= Recorded information =
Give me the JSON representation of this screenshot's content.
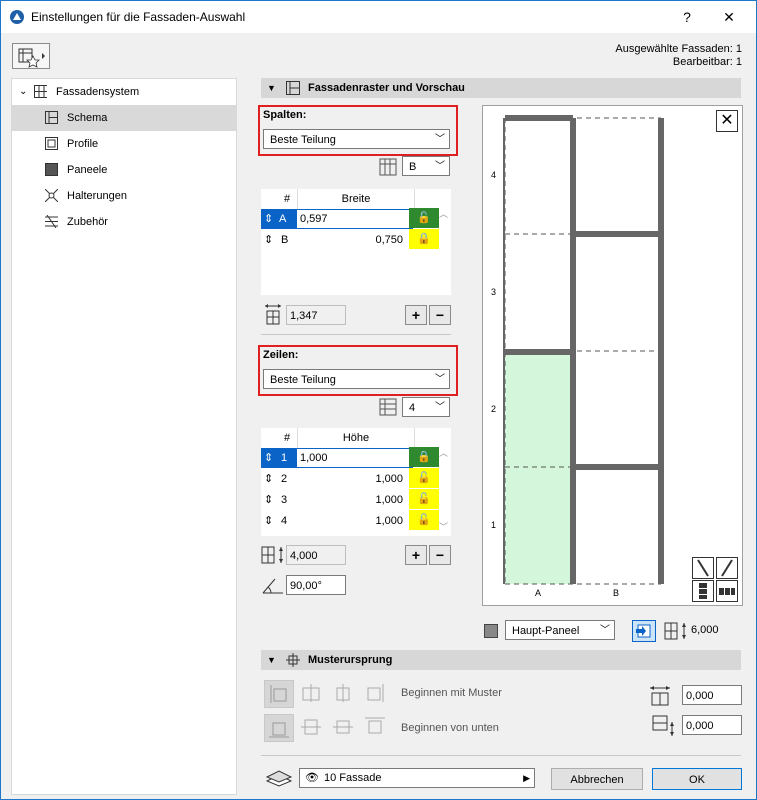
{
  "window": {
    "title": "Einstellungen für die Fassaden-Auswahl",
    "help_label": "?",
    "close_label": "✕"
  },
  "header": {
    "selected": "Ausgewählte Fassaden: 1",
    "editable": "Bearbeitbar: 1"
  },
  "sidebar": {
    "items": [
      {
        "label": "Fassadensystem"
      },
      {
        "label": "Schema"
      },
      {
        "label": "Profile"
      },
      {
        "label": "Paneele"
      },
      {
        "label": "Halterungen"
      },
      {
        "label": "Zubehör"
      }
    ]
  },
  "grid_section": {
    "title": "Fassadenraster und Vorschau",
    "columns": {
      "label": "Spalten:",
      "mode": "Beste Teilung",
      "pattern_select": "B",
      "col_num": "#",
      "col_width": "Breite",
      "rows": [
        {
          "id": "A",
          "value": "0,597"
        },
        {
          "id": "B",
          "value": "0,750"
        }
      ],
      "total": "1,347"
    },
    "rows": {
      "label": "Zeilen:",
      "mode": "Beste Teilung",
      "count_select": "4",
      "col_num": "#",
      "col_height": "Höhe",
      "rows": [
        {
          "id": "1",
          "value": "1,000"
        },
        {
          "id": "2",
          "value": "1,000"
        },
        {
          "id": "3",
          "value": "1,000"
        },
        {
          "id": "4",
          "value": "1,000"
        }
      ],
      "total": "4,000",
      "angle": "90,00°"
    },
    "preview": {
      "row_labels": [
        "4",
        "3",
        "2",
        "1"
      ],
      "col_labels": [
        "A",
        "B"
      ]
    },
    "panel_select": "Haupt-Paneel",
    "panel_value": "6,000"
  },
  "pattern_section": {
    "title": "Musterursprung",
    "start_with_pattern": "Beginnen mit Muster",
    "start_from_bottom": "Beginnen von unten",
    "offset_x": "0,000",
    "offset_y": "0,000"
  },
  "footer": {
    "layer": "10 Fassade",
    "cancel": "Abbrechen",
    "ok": "OK"
  }
}
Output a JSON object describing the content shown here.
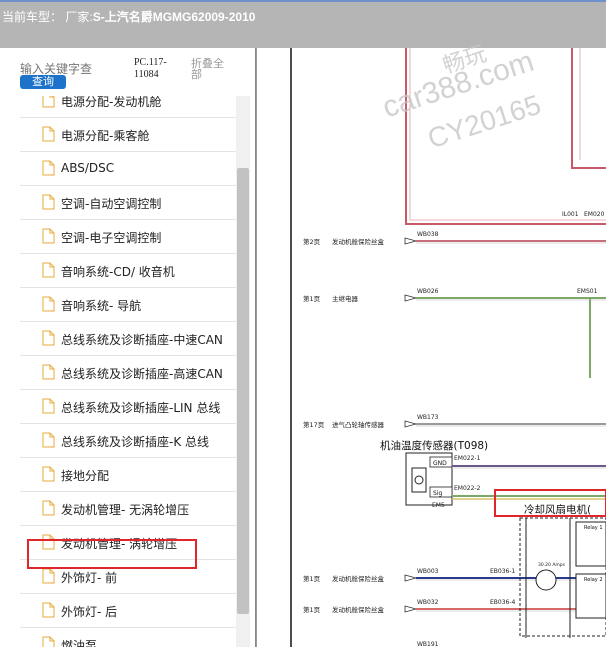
{
  "window": {
    "title_prefix": "当前车型：",
    "title_maker_label": "厂家:",
    "title_model": "S-上汽名爵MGMG62009-2010"
  },
  "search": {
    "placeholder": "输入关键字查",
    "button_label": "查询",
    "pc_code": "PC.117-11084",
    "collapse_label": "折叠全部"
  },
  "tree": {
    "items": [
      {
        "label": "电源分配-发动机舱"
      },
      {
        "label": "电源分配-乘客舱"
      },
      {
        "label": "ABS/DSC"
      },
      {
        "label": "空调-自动空调控制"
      },
      {
        "label": "空调-电子空调控制"
      },
      {
        "label": "音响系统-CD/ 收音机"
      },
      {
        "label": "音响系统- 导航"
      },
      {
        "label": "总线系统及诊断插座-中速CAN"
      },
      {
        "label": "总线系统及诊断插座-高速CAN"
      },
      {
        "label": "总线系统及诊断插座-LIN 总线"
      },
      {
        "label": "总线系统及诊断插座-K 总线"
      },
      {
        "label": "接地分配"
      },
      {
        "label": "发动机管理- 无涡轮增压"
      },
      {
        "label": "发动机管理- 涡轮增压"
      },
      {
        "label": "外饰灯- 前"
      },
      {
        "label": "外饰灯- 后"
      },
      {
        "label": "燃油泵"
      }
    ],
    "highlighted_index": 12
  },
  "diagram": {
    "watermark": [
      "畅玩",
      "car388.com",
      "CY20165"
    ],
    "rows": [
      {
        "page": "第2页",
        "desc": "发动机舱保险丝盒",
        "wire": "WB038"
      },
      {
        "page": "第1页",
        "desc": "主继电器",
        "wire": "WB026",
        "node": "EMS01"
      },
      {
        "page": "第17页",
        "desc": "进气凸轮轴传感器",
        "wire": "WB173"
      },
      {
        "page": "第1页",
        "desc": "发动机舱保险丝盒",
        "wire": "WB003",
        "node": "EB036-1"
      },
      {
        "page": "第1页",
        "desc": "发动机舱保险丝盒",
        "wire": "WB032",
        "node": "EB036-4"
      }
    ],
    "top_nodes": [
      "IL001",
      "EM020"
    ],
    "sensor_title": "机油温度传感器(T098)",
    "sensor_pins": [
      "GND",
      "Sig"
    ],
    "sensor_wires": [
      "EM022-1",
      "EM022-2"
    ],
    "sensor_node": "EM5",
    "fan_title": "冷却风扇电机(",
    "relay_labels": [
      "Relay 1",
      "Relay 2"
    ],
    "fuse_label": "30.20 Amps",
    "bottom_wire": "WB191"
  }
}
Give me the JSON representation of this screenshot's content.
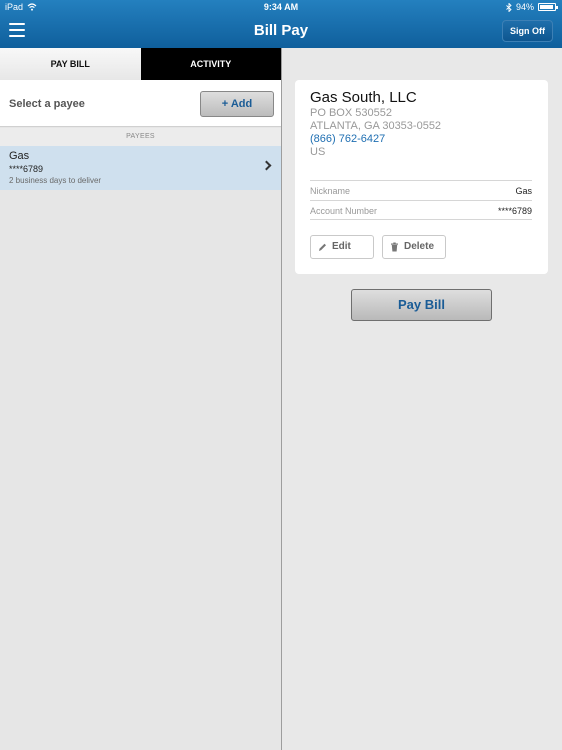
{
  "status_bar": {
    "device": "iPad",
    "time": "9:34 AM",
    "battery": "94%",
    "battery_level": 0.94
  },
  "nav": {
    "title": "Bill Pay",
    "sign_off_label": "Sign Off"
  },
  "tabs": [
    {
      "label": "PAY BILL",
      "active": true
    },
    {
      "label": "ACTIVITY",
      "active": false
    }
  ],
  "payees_panel": {
    "select_label": "Select a payee",
    "add_label": "+ Add",
    "section_header": "PAYEES",
    "payees": [
      {
        "name": "Gas",
        "account": "****6789",
        "delivery": "2 business days to deliver"
      }
    ]
  },
  "payee_detail": {
    "name": "Gas South, LLC",
    "address_line1": "PO BOX 530552",
    "address_line2": "ATLANTA, GA 30353-0552",
    "phone": "(866) 762-6427",
    "country": "US",
    "nickname_label": "Nickname",
    "nickname_value": "Gas",
    "account_label": "Account Number",
    "account_value": "****6789",
    "edit_label": "Edit",
    "delete_label": "Delete"
  },
  "pay_bill_button": "Pay Bill",
  "colors": {
    "nav_blue": "#1a6fad",
    "accent_text": "#1a5c96",
    "selected_row": "#cfe0ee",
    "link": "#1f6fb2"
  },
  "icons": {
    "menu": "hamburger-icon",
    "wifi": "wifi-icon",
    "bluetooth": "bluetooth-icon",
    "battery": "battery-icon",
    "chevron": "chevron-right-icon",
    "edit": "pencil-icon",
    "delete": "trash-icon"
  }
}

= Task brief =
Reproduce the entries above without change, omitting all pictures.

= Result for this task =
Give me the JSON representation of this screenshot's content.
{
  "window": {
    "title": "Einstellungen für die Fassaden-Auswahl",
    "help_label": "?",
    "close_label": "✕"
  },
  "header": {
    "selected": "Ausgewählte Fassaden: 1",
    "editable": "Bearbeitbar: 1"
  },
  "sidebar": {
    "items": [
      {
        "label": "Fassadensystem"
      },
      {
        "label": "Schema"
      },
      {
        "label": "Profile"
      },
      {
        "label": "Paneele"
      },
      {
        "label": "Halterungen"
      },
      {
        "label": "Zubehör"
      }
    ]
  },
  "grid_section": {
    "title": "Fassadenraster und Vorschau",
    "columns": {
      "label": "Spalten:",
      "mode": "Beste Teilung",
      "pattern_select": "B",
      "col_num": "#",
      "col_width": "Breite",
      "rows": [
        {
          "id": "A",
          "value": "0,597"
        },
        {
          "id": "B",
          "value": "0,750"
        }
      ],
      "total": "1,347"
    },
    "rows": {
      "label": "Zeilen:",
      "mode": "Beste Teilung",
      "count_select": "4",
      "col_num": "#",
      "col_height": "Höhe",
      "rows": [
        {
          "id": "1",
          "value": "1,000"
        },
        {
          "id": "2",
          "value": "1,000"
        },
        {
          "id": "3",
          "value": "1,000"
        },
        {
          "id": "4",
          "value": "1,000"
        }
      ],
      "total": "4,000",
      "angle": "90,00°"
    },
    "preview": {
      "row_labels": [
        "4",
        "3",
        "2",
        "1"
      ],
      "col_labels": [
        "A",
        "B"
      ]
    },
    "panel_select": "Haupt-Paneel",
    "panel_value": "6,000"
  },
  "pattern_section": {
    "title": "Musterursprung",
    "start_with_pattern": "Beginnen mit Muster",
    "start_from_bottom": "Beginnen von unten",
    "offset_x": "0,000",
    "offset_y": "0,000"
  },
  "footer": {
    "layer": "10 Fassade",
    "cancel": "Abbrechen",
    "ok": "OK"
  }
}
Output a JSON object describing the content shown here.
{
  "window": {
    "title_prefix": "当前车型：",
    "title_maker_label": "厂家:",
    "title_model": "S-上汽名爵MGMG62009-2010"
  },
  "search": {
    "placeholder": "输入关键字查",
    "button_label": "查询",
    "pc_code": "PC.117-11084",
    "collapse_label": "折叠全部"
  },
  "tree": {
    "items": [
      {
        "label": "电源分配-发动机舱"
      },
      {
        "label": "电源分配-乘客舱"
      },
      {
        "label": "ABS/DSC"
      },
      {
        "label": "空调-自动空调控制"
      },
      {
        "label": "空调-电子空调控制"
      },
      {
        "label": "音响系统-CD/ 收音机"
      },
      {
        "label": "音响系统- 导航"
      },
      {
        "label": "总线系统及诊断插座-中速CAN"
      },
      {
        "label": "总线系统及诊断插座-高速CAN"
      },
      {
        "label": "总线系统及诊断插座-LIN 总线"
      },
      {
        "label": "总线系统及诊断插座-K 总线"
      },
      {
        "label": "接地分配"
      },
      {
        "label": "发动机管理- 无涡轮增压"
      },
      {
        "label": "发动机管理- 涡轮增压"
      },
      {
        "label": "外饰灯- 前"
      },
      {
        "label": "外饰灯- 后"
      },
      {
        "label": "燃油泵"
      }
    ],
    "highlighted_index": 12
  },
  "diagram": {
    "watermark": [
      "畅玩",
      "car388.com",
      "CY20165"
    ],
    "rows": [
      {
        "page": "第2页",
        "desc": "发动机舱保险丝盒",
        "wire": "WB038"
      },
      {
        "page": "第1页",
        "desc": "主继电器",
        "wire": "WB026",
        "node": "EMS01"
      },
      {
        "page": "第17页",
        "desc": "进气凸轮轴传感器",
        "wire": "WB173"
      },
      {
        "page": "第1页",
        "desc": "发动机舱保险丝盒",
        "wire": "WB003",
        "node": "EB036-1"
      },
      {
        "page": "第1页",
        "desc": "发动机舱保险丝盒",
        "wire": "WB032",
        "node": "EB036-4"
      }
    ],
    "top_nodes": [
      "IL001",
      "EM020"
    ],
    "sensor_title": "机油温度传感器(T098)",
    "sensor_pins": [
      "GND",
      "Sig"
    ],
    "sensor_wires": [
      "EM022-1",
      "EM022-2"
    ],
    "sensor_node": "EM5",
    "fan_title": "冷却风扇电机(",
    "relay_labels": [
      "Relay 1",
      "Relay 2"
    ],
    "fuse_label": "30.20 Amps",
    "bottom_wire": "WB191"
  }
}
Give me the JSON representation of this screenshot's content.
{
  "status_bar": {
    "device": "iPad",
    "time": "9:34 AM",
    "battery": "94%",
    "battery_level": 0.94
  },
  "nav": {
    "title": "Bill Pay",
    "sign_off_label": "Sign Off"
  },
  "tabs": [
    {
      "label": "PAY BILL",
      "active": true
    },
    {
      "label": "ACTIVITY",
      "active": false
    }
  ],
  "payees_panel": {
    "select_label": "Select a payee",
    "add_label": "+ Add",
    "section_header": "PAYEES",
    "payees": [
      {
        "name": "Gas",
        "account": "****6789",
        "delivery": "2 business days to deliver"
      }
    ]
  },
  "payee_detail": {
    "name": "Gas South, LLC",
    "address_line1": "PO BOX 530552",
    "address_line2": "ATLANTA, GA 30353-0552",
    "phone": "(866) 762-6427",
    "country": "US",
    "nickname_label": "Nickname",
    "nickname_value": "Gas",
    "account_label": "Account Number",
    "account_value": "****6789",
    "edit_label": "Edit",
    "delete_label": "Delete"
  },
  "pay_bill_button": "Pay Bill",
  "colors": {
    "nav_blue": "#1a6fad",
    "accent_text": "#1a5c96",
    "selected_row": "#cfe0ee",
    "link": "#1f6fb2"
  },
  "icons": {
    "menu": "hamburger-icon",
    "wifi": "wifi-icon",
    "bluetooth": "bluetooth-icon",
    "battery": "battery-icon",
    "chevron": "chevron-right-icon",
    "edit": "pencil-icon",
    "delete": "trash-icon"
  }
}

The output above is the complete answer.